### Supplied records

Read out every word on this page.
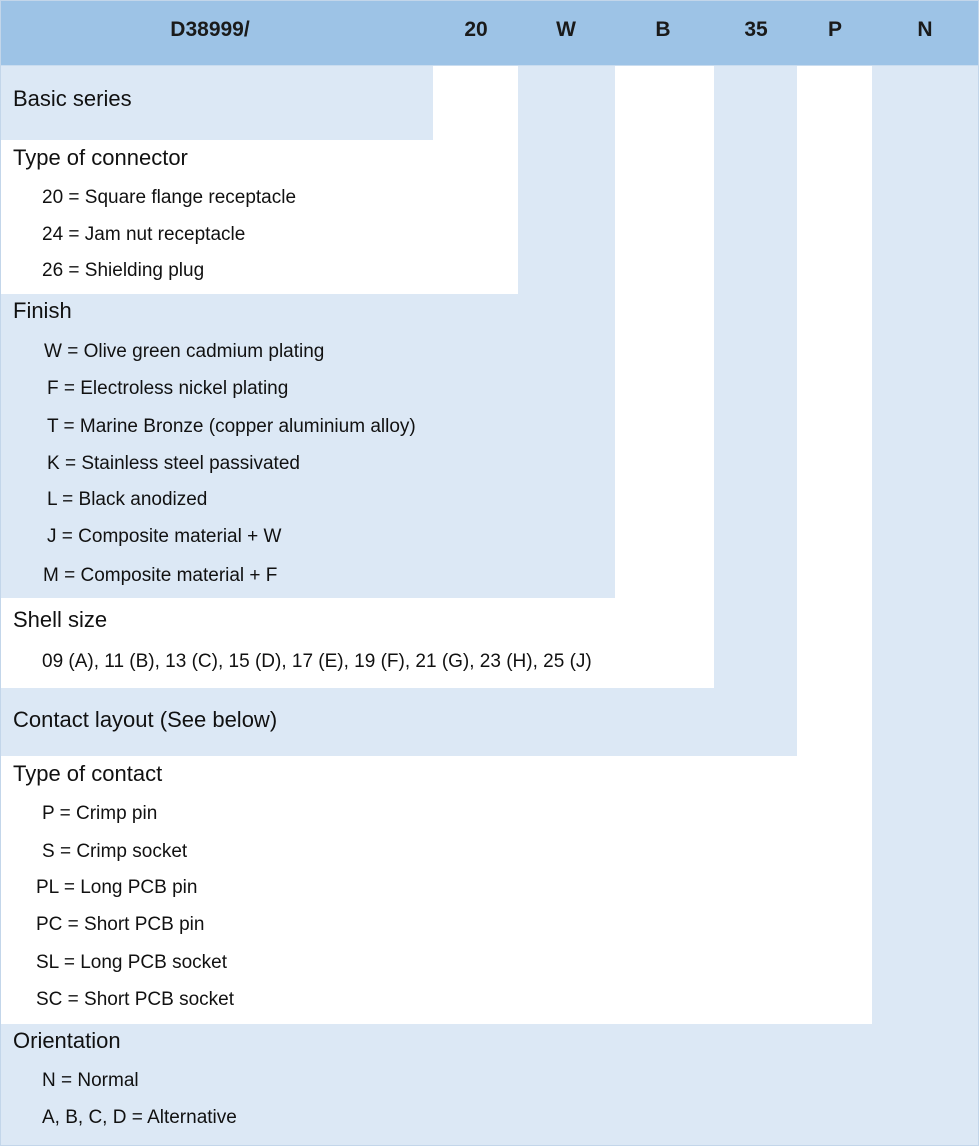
D38999/	20	W	B	35	P	N
Basic series
Type of connector
20 = Square flange receptacle
24 = Jam nut receptacle
26 = Shielding plug
Finish
W = Olive green cadmium plating
F = Electroless nickel plating
T = Marine Bronze (copper aluminium alloy)
K = Stainless steel passivated
L = Black anodized
J = Composite material + W
M = Composite material + F
Shell size
09 (A), 11 (B), 13 (C), 15 (D), 17 (E), 19 (F), 21 (G), 23 (H), 25 (J)
Contact layout (See below)
Type of contact
P = Crimp pin
S = Crimp socket
PL = Long PCB pin
PC = Short PCB pin
SL = Long PCB socket
SC = Short PCB socket
Orientation
N = Normal
A, B, C, D = Alternative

### Short task
Go through the listing above and write it all out exactly, leaving out any picture.

### Exercise response
Read out every word on this page.
D38999/	20	W	B	35	P	N
Basic series
Type of connector
20 = Square flange receptacle
24 = Jam nut receptacle
26 = Shielding plug
Finish
W = Olive green cadmium plating
F = Electroless nickel plating
T = Marine Bronze (copper aluminium alloy)
K = Stainless steel passivated
L = Black anodized
J = Composite material + W
M = Composite material + F
Shell size
09 (A), 11 (B), 13 (C), 15 (D), 17 (E), 19 (F), 21 (G), 23 (H), 25 (J)
Contact layout (See below)
Type of contact
P = Crimp pin
S = Crimp socket
PL = Long PCB pin
PC = Short PCB pin
SL = Long PCB socket
SC = Short PCB socket
Orientation
N = Normal
A, B, C, D = Alternative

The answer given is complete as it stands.